→ **Passage provided**:
In addtition to the problems mentioned by others, your readFile() function invokes undefined behavior by overrunning the buffer you allocate for the file contents:
char *readFile(char *fileName)
{
FILE *file = fopen(fileName, "r");
char *code;
size_t n = 0;
int c;
if (file == NULL) return NULL; //could not open file
fseek(file, 0, SEEK_END);
long f_size = ftell(file);
fseek(file, 0, SEEK_SET);
code = malloc(f_size);
received = malloc(f_size);
while ((c = fgetc(file)) != EOF) {
code[n++] = (char)c;
}
code[n] = '\0'; // <- this is f_size + 1 bytes into the code array
return code;
}
When you terminate the data with code[n] = '\0'; you write past the end of the buffer code points to, thus invoking undefined behavior.
And, off-topic...
Strictly speaking you can't use fseek()/ftell() to get the size of a file. In your case, you're opening the file in text mode with FILE *file = fopen(fileName, "r");, but in text mode ftell() does not return a byte offset. Per 7.21.9.4 The ftell function, paragraph 2 of the C11 standard:
The ftell function obtains the current value of the file position indicator for the stream pointed to by stream. For a binary stream, the value is the number of characters from the beginning of the file. For a text stream, its file position indicator contains unspecified information, usable by the fseek function for returning the file position indicator for the stream to its position at the time of the ftell call; the difference between two such return values is not necessarily a meaningful measure of the number of characters written or read.

→ **Recorded data**:
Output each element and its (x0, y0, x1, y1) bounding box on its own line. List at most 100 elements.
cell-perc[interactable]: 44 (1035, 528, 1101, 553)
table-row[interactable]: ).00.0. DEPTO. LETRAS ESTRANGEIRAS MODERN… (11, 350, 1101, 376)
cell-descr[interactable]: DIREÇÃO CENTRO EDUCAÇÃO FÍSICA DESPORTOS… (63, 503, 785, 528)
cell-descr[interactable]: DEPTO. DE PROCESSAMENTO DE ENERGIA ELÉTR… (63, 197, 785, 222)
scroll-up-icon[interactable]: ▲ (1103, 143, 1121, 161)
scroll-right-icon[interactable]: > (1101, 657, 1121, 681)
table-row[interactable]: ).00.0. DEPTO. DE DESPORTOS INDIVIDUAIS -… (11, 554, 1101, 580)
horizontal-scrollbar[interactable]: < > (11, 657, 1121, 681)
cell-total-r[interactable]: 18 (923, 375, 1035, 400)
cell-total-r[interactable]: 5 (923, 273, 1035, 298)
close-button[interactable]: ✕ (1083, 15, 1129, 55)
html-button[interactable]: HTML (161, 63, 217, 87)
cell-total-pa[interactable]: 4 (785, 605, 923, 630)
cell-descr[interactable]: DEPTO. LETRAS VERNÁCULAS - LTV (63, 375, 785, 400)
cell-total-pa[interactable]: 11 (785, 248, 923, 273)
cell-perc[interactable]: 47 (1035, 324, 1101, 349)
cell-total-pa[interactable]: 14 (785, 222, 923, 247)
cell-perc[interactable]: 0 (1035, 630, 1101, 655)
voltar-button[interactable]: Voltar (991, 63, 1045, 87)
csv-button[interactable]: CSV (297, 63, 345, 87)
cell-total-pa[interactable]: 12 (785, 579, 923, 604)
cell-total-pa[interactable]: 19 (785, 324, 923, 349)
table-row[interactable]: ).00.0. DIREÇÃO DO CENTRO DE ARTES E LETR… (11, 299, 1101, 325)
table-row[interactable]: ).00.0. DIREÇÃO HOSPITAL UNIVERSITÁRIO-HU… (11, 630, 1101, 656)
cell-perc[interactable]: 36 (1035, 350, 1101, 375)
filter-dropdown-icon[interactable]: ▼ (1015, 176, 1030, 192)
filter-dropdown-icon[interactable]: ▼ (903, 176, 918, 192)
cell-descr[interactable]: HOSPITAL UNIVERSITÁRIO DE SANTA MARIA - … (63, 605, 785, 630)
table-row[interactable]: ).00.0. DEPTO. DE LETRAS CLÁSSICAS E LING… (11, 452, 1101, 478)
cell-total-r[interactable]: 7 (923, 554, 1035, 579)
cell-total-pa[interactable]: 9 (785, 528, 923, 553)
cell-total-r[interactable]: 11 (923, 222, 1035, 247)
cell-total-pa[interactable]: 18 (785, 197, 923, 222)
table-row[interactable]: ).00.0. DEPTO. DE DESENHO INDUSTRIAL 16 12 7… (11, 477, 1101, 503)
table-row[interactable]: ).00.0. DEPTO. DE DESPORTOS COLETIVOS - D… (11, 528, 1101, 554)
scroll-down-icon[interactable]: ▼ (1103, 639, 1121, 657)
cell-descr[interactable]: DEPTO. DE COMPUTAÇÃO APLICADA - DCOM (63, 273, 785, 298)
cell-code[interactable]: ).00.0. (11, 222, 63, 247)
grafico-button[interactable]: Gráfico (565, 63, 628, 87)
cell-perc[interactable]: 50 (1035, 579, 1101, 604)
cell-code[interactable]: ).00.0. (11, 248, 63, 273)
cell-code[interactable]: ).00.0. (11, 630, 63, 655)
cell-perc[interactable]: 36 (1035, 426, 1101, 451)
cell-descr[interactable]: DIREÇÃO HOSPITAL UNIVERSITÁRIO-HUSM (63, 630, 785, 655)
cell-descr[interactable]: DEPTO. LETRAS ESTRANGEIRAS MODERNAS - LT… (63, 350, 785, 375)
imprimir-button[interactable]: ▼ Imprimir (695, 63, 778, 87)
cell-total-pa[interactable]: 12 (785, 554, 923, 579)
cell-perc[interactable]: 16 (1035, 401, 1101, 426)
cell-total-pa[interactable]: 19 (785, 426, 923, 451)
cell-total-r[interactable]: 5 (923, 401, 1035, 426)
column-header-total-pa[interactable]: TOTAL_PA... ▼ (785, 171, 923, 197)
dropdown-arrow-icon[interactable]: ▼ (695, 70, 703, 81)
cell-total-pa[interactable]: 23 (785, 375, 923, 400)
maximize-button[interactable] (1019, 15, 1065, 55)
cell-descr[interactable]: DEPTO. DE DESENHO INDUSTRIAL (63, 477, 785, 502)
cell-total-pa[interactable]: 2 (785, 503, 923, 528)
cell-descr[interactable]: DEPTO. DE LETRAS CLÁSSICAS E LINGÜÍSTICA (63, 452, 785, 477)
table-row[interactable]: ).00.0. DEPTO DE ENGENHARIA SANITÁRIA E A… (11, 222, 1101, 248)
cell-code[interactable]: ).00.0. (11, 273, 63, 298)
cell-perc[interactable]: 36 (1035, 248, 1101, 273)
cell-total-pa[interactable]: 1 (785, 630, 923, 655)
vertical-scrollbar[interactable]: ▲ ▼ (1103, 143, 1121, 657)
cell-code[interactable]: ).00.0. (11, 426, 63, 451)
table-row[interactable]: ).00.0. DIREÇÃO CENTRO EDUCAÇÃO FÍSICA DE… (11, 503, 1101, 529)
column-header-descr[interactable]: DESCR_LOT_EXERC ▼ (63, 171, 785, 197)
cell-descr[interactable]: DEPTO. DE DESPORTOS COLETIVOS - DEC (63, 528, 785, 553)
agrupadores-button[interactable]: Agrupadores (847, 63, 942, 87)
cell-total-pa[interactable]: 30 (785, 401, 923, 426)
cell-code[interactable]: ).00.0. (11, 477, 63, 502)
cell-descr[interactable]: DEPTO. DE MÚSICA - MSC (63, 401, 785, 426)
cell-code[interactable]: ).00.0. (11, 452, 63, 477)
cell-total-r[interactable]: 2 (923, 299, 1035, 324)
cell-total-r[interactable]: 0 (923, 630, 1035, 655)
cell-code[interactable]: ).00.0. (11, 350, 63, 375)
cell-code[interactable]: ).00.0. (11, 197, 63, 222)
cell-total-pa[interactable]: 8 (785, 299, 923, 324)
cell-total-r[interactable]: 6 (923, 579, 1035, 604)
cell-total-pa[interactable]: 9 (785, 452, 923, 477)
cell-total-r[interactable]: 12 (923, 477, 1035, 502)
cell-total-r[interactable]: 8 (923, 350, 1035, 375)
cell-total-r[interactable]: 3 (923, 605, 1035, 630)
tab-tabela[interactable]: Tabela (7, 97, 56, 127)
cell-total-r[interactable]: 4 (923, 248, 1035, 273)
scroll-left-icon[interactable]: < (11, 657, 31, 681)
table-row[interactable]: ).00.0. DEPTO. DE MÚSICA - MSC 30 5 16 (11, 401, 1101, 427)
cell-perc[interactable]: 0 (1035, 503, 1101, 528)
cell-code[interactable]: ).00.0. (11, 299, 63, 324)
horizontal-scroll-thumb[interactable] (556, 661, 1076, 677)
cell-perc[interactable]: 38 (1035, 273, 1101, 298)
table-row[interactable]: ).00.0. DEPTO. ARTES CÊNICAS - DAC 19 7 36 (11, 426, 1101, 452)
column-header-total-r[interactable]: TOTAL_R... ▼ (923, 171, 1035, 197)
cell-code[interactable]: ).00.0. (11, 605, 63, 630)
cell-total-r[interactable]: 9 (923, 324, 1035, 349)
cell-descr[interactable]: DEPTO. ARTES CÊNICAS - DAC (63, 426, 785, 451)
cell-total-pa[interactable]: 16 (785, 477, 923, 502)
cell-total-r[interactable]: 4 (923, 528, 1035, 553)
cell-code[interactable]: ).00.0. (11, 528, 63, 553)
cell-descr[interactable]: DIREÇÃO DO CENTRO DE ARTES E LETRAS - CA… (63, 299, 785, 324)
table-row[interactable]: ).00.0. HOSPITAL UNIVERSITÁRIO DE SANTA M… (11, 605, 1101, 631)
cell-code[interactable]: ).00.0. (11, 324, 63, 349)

→ **Exercises to complete**:
**1.** List each standard C library function that the readFile() code in the passage on readFile() calls, naming each function once.
**2.** Write out the passage on readFile() from "In addtition to" up to and including "char *readFile(char *fileName)".

→ **Solved tasks**:
**1.** fopen, fseek, ftell, malloc, fgetc

**2.**
In addtition to the problems mentioned by others, your readFile() function invokes undefined behavior by overrunning the buffer you allocate for the file contents:
char *readFile(char *fileName)